A block of data.
"""
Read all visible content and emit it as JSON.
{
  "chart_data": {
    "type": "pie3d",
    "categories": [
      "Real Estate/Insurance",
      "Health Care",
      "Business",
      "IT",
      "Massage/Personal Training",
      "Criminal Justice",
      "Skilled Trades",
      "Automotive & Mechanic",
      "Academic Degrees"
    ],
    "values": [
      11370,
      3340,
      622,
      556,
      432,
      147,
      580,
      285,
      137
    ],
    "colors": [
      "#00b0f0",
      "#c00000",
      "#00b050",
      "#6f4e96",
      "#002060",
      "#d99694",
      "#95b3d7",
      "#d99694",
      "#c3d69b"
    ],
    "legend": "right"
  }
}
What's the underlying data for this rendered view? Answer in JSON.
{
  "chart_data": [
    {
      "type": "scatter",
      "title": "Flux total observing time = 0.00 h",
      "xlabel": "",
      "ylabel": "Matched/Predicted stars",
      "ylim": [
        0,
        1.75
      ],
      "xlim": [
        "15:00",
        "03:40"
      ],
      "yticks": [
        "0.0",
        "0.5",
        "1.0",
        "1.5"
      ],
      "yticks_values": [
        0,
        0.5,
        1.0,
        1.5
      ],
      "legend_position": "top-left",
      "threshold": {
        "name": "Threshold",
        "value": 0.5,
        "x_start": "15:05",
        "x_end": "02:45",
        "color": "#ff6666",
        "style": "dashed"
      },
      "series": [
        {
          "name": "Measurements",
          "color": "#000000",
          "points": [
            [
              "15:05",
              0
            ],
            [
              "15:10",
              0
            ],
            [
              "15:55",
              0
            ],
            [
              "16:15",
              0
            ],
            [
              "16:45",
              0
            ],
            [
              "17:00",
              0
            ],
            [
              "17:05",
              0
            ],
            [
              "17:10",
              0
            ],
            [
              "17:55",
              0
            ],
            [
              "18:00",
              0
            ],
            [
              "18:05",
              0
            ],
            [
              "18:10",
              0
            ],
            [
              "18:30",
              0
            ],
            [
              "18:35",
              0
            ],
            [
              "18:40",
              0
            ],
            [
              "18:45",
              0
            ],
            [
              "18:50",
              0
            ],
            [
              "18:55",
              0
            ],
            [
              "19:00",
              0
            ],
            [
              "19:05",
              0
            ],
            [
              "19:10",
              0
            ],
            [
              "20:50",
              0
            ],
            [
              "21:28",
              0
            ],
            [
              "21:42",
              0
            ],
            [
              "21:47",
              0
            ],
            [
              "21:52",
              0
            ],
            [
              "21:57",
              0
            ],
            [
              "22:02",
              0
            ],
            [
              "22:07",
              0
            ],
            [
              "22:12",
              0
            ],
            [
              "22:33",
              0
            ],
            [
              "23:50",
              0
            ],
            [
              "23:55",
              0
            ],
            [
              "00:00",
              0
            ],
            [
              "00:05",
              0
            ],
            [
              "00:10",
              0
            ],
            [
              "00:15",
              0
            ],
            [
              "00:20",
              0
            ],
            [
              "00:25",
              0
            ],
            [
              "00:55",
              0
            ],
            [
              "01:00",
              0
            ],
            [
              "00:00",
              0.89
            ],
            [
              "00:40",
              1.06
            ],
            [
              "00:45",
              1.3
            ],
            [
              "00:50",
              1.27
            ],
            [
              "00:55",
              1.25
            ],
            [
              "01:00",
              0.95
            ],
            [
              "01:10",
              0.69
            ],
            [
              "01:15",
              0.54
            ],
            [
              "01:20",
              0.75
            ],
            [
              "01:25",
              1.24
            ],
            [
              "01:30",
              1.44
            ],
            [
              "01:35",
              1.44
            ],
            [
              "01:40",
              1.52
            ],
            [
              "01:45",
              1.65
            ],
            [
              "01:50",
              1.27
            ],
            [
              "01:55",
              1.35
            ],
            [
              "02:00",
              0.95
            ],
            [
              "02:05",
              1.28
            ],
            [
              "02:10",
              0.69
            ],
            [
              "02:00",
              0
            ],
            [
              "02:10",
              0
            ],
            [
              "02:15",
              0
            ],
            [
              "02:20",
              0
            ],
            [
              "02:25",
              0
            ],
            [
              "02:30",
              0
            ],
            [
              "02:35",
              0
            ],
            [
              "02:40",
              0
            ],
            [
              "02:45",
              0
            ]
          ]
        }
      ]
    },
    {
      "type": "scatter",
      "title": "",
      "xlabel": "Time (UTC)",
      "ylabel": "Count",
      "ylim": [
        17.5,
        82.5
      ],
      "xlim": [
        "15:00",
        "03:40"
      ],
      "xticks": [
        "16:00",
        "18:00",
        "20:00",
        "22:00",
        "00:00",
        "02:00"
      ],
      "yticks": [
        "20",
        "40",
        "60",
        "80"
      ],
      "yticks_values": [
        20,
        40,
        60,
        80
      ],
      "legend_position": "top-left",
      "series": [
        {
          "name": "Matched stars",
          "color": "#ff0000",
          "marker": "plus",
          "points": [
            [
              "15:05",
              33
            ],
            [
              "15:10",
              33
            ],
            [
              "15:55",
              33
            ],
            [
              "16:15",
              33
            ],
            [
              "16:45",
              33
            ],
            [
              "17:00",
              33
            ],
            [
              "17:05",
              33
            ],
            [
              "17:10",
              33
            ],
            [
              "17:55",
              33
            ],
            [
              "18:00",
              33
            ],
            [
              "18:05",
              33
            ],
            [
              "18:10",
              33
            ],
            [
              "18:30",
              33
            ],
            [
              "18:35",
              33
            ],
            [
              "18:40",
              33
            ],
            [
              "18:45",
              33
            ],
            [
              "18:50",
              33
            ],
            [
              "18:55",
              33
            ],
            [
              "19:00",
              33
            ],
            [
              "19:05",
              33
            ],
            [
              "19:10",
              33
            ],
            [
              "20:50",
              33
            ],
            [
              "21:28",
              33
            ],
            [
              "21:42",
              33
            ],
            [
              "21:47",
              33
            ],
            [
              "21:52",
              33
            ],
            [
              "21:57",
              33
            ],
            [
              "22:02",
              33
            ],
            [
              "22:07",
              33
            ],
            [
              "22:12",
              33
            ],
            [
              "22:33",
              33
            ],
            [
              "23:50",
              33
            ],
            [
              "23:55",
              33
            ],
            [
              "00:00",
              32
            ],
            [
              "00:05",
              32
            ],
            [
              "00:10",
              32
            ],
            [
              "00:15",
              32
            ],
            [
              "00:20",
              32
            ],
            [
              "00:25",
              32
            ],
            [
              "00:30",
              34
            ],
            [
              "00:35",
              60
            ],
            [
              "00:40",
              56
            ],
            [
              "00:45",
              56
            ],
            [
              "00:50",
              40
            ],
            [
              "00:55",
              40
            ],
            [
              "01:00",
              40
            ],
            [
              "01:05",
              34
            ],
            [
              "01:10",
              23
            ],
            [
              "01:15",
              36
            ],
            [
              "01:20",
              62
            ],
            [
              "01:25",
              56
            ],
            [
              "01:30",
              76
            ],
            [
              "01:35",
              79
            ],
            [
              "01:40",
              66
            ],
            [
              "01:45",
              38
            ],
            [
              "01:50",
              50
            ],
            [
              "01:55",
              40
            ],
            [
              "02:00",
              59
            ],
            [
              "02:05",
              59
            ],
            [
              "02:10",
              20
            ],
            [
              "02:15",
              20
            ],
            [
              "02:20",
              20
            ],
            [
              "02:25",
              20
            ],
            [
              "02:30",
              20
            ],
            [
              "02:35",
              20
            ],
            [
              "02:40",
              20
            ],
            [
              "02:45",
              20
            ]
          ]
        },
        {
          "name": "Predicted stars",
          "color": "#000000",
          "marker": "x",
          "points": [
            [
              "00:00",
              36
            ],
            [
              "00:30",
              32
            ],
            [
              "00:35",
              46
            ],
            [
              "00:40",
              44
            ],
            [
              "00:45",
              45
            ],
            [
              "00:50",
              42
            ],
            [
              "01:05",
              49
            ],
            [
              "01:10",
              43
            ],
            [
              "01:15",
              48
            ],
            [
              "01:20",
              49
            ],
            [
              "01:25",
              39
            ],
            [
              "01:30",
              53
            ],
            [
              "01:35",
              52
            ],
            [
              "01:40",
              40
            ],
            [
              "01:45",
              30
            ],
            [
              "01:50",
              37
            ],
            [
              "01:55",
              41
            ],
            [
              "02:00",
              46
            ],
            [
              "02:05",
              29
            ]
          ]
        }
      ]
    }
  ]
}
"""
Extract each line holding the string "JSON".

Read all visible content and emit it as JSON.
What's the underlying data for this rendered view? Answer in JSON.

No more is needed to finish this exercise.